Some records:
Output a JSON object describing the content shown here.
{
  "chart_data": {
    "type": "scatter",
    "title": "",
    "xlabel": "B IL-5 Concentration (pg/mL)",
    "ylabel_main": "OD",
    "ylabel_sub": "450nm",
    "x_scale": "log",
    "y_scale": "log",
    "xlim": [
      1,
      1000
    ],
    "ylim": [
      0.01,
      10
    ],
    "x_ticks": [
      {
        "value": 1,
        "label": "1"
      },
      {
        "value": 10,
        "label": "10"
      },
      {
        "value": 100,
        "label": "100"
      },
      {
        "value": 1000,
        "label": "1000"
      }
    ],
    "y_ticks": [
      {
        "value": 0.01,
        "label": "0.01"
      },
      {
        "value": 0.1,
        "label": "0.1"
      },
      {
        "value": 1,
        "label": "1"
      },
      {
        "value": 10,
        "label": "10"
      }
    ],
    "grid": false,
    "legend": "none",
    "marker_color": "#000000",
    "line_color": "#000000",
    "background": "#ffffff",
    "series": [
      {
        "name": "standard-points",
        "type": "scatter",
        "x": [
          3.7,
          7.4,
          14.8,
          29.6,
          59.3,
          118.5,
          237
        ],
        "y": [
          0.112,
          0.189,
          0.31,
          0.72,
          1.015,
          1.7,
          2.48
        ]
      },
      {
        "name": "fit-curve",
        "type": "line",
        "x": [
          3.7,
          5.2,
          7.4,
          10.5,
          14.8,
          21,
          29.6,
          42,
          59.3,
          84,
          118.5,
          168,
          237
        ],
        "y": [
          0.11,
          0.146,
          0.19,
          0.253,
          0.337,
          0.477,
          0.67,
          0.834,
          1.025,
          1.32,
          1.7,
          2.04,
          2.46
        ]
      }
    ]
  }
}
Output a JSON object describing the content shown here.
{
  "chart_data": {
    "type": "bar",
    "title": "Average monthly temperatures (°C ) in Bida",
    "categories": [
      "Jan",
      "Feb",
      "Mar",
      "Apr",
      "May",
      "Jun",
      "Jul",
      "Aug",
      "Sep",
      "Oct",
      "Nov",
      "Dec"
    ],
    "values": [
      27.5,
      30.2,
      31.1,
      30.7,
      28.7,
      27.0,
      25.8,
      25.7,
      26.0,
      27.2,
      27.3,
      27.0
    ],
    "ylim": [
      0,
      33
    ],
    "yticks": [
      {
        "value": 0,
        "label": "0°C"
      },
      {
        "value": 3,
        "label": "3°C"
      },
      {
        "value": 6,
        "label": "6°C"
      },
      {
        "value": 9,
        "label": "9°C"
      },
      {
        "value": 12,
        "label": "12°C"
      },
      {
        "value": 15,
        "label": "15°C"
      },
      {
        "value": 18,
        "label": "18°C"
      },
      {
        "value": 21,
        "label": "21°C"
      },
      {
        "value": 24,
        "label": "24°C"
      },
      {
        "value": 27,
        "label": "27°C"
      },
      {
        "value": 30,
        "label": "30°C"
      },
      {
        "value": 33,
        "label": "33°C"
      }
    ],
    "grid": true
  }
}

> The problem
Write out every line from the records above, word for word.

> The output
Output a JSON object describing the content shown here.
{
  "chart_data": {
    "type": "scatter",
    "title": "",
    "xlabel": "B IL-5 Concentration (pg/mL)",
    "ylabel_main": "OD",
    "ylabel_sub": "450nm",
    "x_scale": "log",
    "y_scale": "log",
    "xlim": [
      1,
      1000
    ],
    "ylim": [
      0.01,
      10
    ],
    "x_ticks": [
      {
        "value": 1,
        "label": "1"
      },
      {
        "value": 10,
        "label": "10"
      },
      {
        "value": 100,
        "label": "100"
      },
      {
        "value": 1000,
        "label": "1000"
      }
    ],
    "y_ticks": [
      {
        "value": 0.01,
        "label": "0.01"
      },
      {
        "value": 0.1,
        "label": "0.1"
      },
      {
        "value": 1,
        "label": "1"
      },
      {
        "value": 10,
        "label": "10"
      }
    ],
    "grid": false,
    "legend": "none",
    "marker_color": "#000000",
    "line_color": "#000000",
    "background": "#ffffff",
    "series": [
      {
        "name": "standard-points",
        "type": "scatter",
        "x": [
          3.7,
          7.4,
          14.8,
          29.6,
          59.3,
          118.5,
          237
        ],
        "y": [
          0.112,
          0.189,
          0.31,
          0.72,
          1.015,
          1.7,
          2.48
        ]
      },
      {
        "name": "fit-curve",
        "type": "line",
        "x": [
          3.7,
          5.2,
          7.4,
          10.5,
          14.8,
          21,
          29.6,
          42,
          59.3,
          84,
          118.5,
          168,
          237
        ],
        "y": [
          0.11,
          0.146,
          0.19,
          0.253,
          0.337,
          0.477,
          0.67,
          0.834,
          1.025,
          1.32,
          1.7,
          2.04,
          2.46
        ]
      }
    ]
  }
}
Output a JSON object describing the content shown here.
{
  "chart_data": {
    "type": "bar",
    "title": "Average monthly temperatures (°C ) in Bida",
    "categories": [
      "Jan",
      "Feb",
      "Mar",
      "Apr",
      "May",
      "Jun",
      "Jul",
      "Aug",
      "Sep",
      "Oct",
      "Nov",
      "Dec"
    ],
    "values": [
      27.5,
      30.2,
      31.1,
      30.7,
      28.7,
      27.0,
      25.8,
      25.7,
      26.0,
      27.2,
      27.3,
      27.0
    ],
    "ylim": [
      0,
      33
    ],
    "yticks": [
      {
        "value": 0,
        "label": "0°C"
      },
      {
        "value": 3,
        "label": "3°C"
      },
      {
        "value": 6,
        "label": "6°C"
      },
      {
        "value": 9,
        "label": "9°C"
      },
      {
        "value": 12,
        "label": "12°C"
      },
      {
        "value": 15,
        "label": "15°C"
      },
      {
        "value": 18,
        "label": "18°C"
      },
      {
        "value": 21,
        "label": "21°C"
      },
      {
        "value": 24,
        "label": "24°C"
      },
      {
        "value": 27,
        "label": "27°C"
      },
      {
        "value": 30,
        "label": "30°C"
      },
      {
        "value": 33,
        "label": "33°C"
      }
    ],
    "grid": true
  }
}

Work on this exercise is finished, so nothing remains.